The data:
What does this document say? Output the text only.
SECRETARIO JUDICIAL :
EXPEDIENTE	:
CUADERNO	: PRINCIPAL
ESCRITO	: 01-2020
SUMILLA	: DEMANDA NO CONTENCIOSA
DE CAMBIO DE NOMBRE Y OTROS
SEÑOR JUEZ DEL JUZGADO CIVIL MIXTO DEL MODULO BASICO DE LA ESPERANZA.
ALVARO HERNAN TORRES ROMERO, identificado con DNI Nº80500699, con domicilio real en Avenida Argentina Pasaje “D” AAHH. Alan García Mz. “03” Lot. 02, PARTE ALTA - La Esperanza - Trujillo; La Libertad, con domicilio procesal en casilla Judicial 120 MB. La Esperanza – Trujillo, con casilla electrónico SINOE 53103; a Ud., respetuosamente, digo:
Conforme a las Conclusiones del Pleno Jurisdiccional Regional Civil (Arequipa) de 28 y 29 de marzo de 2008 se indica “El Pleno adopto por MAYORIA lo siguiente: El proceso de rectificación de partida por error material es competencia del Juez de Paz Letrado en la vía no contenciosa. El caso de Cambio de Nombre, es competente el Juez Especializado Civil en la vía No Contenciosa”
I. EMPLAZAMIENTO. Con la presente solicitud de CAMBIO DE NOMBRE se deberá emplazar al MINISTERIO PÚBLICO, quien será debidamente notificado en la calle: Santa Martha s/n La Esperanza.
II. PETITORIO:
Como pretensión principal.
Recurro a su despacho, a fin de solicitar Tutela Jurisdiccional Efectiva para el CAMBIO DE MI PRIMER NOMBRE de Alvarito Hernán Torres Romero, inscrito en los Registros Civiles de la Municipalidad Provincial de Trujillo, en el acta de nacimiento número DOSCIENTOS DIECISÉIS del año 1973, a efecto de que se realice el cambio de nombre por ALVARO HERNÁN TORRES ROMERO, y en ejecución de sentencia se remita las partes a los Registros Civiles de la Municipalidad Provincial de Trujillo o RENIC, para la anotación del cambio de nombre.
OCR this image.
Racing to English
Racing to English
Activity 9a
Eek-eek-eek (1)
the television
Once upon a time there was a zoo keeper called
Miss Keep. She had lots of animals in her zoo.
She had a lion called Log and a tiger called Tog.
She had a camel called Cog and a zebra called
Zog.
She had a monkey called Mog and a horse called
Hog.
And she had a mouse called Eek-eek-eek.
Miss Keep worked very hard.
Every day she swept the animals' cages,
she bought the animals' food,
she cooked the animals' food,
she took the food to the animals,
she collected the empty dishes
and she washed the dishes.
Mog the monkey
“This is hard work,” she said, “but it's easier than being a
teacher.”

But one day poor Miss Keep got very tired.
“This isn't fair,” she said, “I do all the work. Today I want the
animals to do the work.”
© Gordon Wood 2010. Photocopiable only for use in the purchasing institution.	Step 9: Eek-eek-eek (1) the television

What to do:
Extract the listing in its entirety, matching it exactly.

Solution:
What does this document say? Output the text only.
SECRETARIO JUDICIAL :
EXPEDIENTE	:
CUADERNO	: PRINCIPAL
ESCRITO	: 01-2020
SUMILLA	: DEMANDA NO CONTENCIOSA
DE CAMBIO DE NOMBRE Y OTROS
SEÑOR JUEZ DEL JUZGADO CIVIL MIXTO DEL MODULO BASICO DE LA ESPERANZA.
ALVARO HERNAN TORRES ROMERO, identificado con DNI Nº80500699, con domicilio real en Avenida Argentina Pasaje “D” AAHH. Alan García Mz. “03” Lot. 02, PARTE ALTA - La Esperanza - Trujillo; La Libertad, con domicilio procesal en casilla Judicial 120 MB. La Esperanza – Trujillo, con casilla electrónico SINOE 53103; a Ud., respetuosamente, digo:
Conforme a las Conclusiones del Pleno Jurisdiccional Regional Civil (Arequipa) de 28 y 29 de marzo de 2008 se indica “El Pleno adopto por MAYORIA lo siguiente: El proceso de rectificación de partida por error material es competencia del Juez de Paz Letrado en la vía no contenciosa. El caso de Cambio de Nombre, es competente el Juez Especializado Civil en la vía No Contenciosa”
I. EMPLAZAMIENTO. Con la presente solicitud de CAMBIO DE NOMBRE se deberá emplazar al MINISTERIO PÚBLICO, quien será debidamente notificado en la calle: Santa Martha s/n La Esperanza.
II. PETITORIO:
Como pretensión principal.
Recurro a su despacho, a fin de solicitar Tutela Jurisdiccional Efectiva para el CAMBIO DE MI PRIMER NOMBRE de Alvarito Hernán Torres Romero, inscrito en los Registros Civiles de la Municipalidad Provincial de Trujillo, en el acta de nacimiento número DOSCIENTOS DIECISÉIS del año 1973, a efecto de que se realice el cambio de nombre por ALVARO HERNÁN TORRES ROMERO, y en ejecución de sentencia se remita las partes a los Registros Civiles de la Municipalidad Provincial de Trujillo o RENIC, para la anotación del cambio de nombre.
OCR this image.
Racing to English
Racing to English
Activity 9a
Eek-eek-eek (1)
the television
Once upon a time there was a zoo keeper called
Miss Keep. She had lots of animals in her zoo.
She had a lion called Log and a tiger called Tog.
She had a camel called Cog and a zebra called
Zog.
She had a monkey called Mog and a horse called
Hog.
And she had a mouse called Eek-eek-eek.
Miss Keep worked very hard.
Every day she swept the animals' cages,
she bought the animals' food,
she cooked the animals' food,
she took the food to the animals,
she collected the empty dishes
and she washed the dishes.
Mog the monkey
“This is hard work,” she said, “but it's easier than being a
teacher.”

But one day poor Miss Keep got very tired.
“This isn't fair,” she said, “I do all the work. Today I want the
animals to do the work.”
© Gordon Wood 2010. Photocopiable only for use in the purchasing institution.	Step 9: Eek-eek-eek (1) the television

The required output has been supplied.